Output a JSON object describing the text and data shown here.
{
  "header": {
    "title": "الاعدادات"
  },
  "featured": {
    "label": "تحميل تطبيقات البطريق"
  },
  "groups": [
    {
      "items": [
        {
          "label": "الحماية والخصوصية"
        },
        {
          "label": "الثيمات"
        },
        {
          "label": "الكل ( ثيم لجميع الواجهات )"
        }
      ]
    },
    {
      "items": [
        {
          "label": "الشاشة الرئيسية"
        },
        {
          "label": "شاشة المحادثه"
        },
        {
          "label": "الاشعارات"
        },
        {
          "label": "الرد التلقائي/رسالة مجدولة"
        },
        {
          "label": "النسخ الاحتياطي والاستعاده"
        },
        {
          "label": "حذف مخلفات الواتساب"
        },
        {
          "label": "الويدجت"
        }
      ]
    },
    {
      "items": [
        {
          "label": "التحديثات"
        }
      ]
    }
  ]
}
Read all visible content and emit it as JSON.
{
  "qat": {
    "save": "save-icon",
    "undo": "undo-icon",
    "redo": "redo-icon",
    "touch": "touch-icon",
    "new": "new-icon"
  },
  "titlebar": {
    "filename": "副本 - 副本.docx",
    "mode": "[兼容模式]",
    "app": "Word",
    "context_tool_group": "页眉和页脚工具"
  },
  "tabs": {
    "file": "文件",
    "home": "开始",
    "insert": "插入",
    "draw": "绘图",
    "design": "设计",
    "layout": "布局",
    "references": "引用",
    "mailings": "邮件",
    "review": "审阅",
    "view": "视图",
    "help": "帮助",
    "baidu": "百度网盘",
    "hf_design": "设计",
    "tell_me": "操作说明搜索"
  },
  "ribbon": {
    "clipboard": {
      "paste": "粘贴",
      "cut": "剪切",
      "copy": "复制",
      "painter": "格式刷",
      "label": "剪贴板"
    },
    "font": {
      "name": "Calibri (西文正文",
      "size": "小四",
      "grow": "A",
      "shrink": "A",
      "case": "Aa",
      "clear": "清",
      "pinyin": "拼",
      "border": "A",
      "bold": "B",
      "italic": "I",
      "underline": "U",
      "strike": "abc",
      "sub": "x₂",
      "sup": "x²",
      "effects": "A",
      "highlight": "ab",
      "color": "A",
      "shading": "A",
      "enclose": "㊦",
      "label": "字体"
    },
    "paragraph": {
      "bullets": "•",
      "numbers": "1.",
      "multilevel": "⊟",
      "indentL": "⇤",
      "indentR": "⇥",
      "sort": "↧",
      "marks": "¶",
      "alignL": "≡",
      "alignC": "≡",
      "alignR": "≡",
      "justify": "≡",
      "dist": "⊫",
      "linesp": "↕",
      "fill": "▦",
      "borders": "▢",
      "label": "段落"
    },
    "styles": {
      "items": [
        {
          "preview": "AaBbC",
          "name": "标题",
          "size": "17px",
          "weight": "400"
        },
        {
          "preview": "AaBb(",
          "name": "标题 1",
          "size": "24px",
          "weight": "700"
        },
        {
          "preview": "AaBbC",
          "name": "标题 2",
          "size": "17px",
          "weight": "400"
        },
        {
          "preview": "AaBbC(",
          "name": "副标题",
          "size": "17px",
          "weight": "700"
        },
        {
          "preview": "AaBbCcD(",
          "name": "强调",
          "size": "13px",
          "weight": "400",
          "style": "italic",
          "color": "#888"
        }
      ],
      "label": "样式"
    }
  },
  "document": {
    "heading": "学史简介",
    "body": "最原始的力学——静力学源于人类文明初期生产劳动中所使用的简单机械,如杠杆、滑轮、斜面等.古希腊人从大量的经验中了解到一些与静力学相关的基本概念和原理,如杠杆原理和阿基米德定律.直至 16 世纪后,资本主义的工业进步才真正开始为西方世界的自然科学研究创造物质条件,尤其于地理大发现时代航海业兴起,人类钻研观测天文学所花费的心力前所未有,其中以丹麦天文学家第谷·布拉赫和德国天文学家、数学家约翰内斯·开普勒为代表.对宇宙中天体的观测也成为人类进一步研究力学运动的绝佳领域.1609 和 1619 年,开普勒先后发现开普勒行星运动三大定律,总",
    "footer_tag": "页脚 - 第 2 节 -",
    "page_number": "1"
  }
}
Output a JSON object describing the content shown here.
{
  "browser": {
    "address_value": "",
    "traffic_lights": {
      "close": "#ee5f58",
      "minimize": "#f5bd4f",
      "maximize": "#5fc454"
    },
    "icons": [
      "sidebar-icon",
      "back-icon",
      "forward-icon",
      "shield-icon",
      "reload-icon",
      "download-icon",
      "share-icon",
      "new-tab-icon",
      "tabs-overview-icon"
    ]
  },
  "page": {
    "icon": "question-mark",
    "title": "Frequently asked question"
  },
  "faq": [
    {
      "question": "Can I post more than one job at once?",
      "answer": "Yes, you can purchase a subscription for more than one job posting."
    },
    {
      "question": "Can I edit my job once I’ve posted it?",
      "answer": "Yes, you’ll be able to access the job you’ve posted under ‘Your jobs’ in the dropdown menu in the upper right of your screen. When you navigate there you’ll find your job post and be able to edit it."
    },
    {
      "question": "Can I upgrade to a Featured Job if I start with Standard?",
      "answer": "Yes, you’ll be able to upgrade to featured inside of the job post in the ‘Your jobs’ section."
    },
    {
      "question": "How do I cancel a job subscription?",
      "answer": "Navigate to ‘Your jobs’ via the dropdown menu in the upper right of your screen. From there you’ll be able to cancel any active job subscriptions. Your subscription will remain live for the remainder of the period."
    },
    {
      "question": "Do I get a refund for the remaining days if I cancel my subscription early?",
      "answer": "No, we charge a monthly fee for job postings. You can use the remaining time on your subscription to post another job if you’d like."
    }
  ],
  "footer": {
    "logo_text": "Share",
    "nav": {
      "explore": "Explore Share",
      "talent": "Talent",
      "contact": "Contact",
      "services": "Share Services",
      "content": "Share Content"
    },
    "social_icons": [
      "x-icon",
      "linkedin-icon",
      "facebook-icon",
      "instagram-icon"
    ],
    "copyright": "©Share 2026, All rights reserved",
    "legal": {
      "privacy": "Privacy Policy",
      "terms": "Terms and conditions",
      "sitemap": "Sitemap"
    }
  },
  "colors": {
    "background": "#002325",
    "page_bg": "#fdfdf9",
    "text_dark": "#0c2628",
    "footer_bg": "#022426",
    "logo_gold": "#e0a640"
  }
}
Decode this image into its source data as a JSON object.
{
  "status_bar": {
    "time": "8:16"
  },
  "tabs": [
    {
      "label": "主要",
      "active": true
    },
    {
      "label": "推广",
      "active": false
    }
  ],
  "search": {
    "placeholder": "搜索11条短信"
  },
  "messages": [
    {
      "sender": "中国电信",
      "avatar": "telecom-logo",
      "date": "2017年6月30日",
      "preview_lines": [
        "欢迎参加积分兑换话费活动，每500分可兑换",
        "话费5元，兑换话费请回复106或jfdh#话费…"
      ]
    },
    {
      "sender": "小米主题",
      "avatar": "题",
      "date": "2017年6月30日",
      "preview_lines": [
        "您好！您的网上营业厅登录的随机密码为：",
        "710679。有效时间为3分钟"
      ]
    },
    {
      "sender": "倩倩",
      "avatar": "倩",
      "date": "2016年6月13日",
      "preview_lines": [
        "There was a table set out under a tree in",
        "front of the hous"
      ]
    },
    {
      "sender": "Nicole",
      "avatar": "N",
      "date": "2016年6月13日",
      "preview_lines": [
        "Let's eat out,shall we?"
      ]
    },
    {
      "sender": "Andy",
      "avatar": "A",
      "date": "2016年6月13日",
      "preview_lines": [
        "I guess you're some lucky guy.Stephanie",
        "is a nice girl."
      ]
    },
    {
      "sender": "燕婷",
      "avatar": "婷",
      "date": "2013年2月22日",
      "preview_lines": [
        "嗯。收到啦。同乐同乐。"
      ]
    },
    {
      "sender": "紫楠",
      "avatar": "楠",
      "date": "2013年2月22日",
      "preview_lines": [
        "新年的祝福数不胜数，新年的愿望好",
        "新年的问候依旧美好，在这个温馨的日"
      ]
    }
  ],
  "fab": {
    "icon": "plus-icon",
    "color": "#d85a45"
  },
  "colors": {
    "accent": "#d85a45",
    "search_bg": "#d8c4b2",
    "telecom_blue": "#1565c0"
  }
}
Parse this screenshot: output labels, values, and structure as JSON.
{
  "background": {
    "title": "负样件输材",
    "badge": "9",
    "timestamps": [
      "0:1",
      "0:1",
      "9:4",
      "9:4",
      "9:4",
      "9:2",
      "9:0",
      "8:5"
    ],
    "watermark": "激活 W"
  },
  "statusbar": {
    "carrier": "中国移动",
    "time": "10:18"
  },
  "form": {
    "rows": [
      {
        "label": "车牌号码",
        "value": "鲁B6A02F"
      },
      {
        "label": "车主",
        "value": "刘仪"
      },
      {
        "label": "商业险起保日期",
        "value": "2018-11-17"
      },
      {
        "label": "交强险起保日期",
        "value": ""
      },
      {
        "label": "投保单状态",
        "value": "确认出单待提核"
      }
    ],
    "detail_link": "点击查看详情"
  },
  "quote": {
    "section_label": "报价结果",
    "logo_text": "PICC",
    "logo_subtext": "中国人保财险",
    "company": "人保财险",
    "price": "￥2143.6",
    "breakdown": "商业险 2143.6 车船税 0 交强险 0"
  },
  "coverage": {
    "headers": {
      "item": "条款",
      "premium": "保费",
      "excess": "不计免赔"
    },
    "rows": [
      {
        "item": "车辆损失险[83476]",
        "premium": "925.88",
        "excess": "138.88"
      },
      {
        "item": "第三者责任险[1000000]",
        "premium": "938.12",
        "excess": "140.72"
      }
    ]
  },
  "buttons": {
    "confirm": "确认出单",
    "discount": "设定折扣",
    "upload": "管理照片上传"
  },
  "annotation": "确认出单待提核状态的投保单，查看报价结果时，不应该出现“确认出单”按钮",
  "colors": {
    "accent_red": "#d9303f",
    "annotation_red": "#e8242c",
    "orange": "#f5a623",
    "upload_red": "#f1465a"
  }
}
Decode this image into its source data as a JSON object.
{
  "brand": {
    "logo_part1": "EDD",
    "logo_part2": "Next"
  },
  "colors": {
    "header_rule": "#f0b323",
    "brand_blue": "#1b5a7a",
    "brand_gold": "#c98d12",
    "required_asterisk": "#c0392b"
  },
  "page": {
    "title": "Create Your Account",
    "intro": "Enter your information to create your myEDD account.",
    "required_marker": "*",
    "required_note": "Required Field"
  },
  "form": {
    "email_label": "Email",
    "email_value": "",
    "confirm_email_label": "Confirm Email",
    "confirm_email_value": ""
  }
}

# [DO THIS]
Only lines with the word "avatar" are wanted, so copy each one from the records.

# [SOLVED PROBLEM]
      "avatar": "telecom-logo",
      "avatar": "题",
      "avatar": "倩",
      "avatar": "N",
      "avatar": "A",
      "avatar": "婷",
      "avatar": "楠",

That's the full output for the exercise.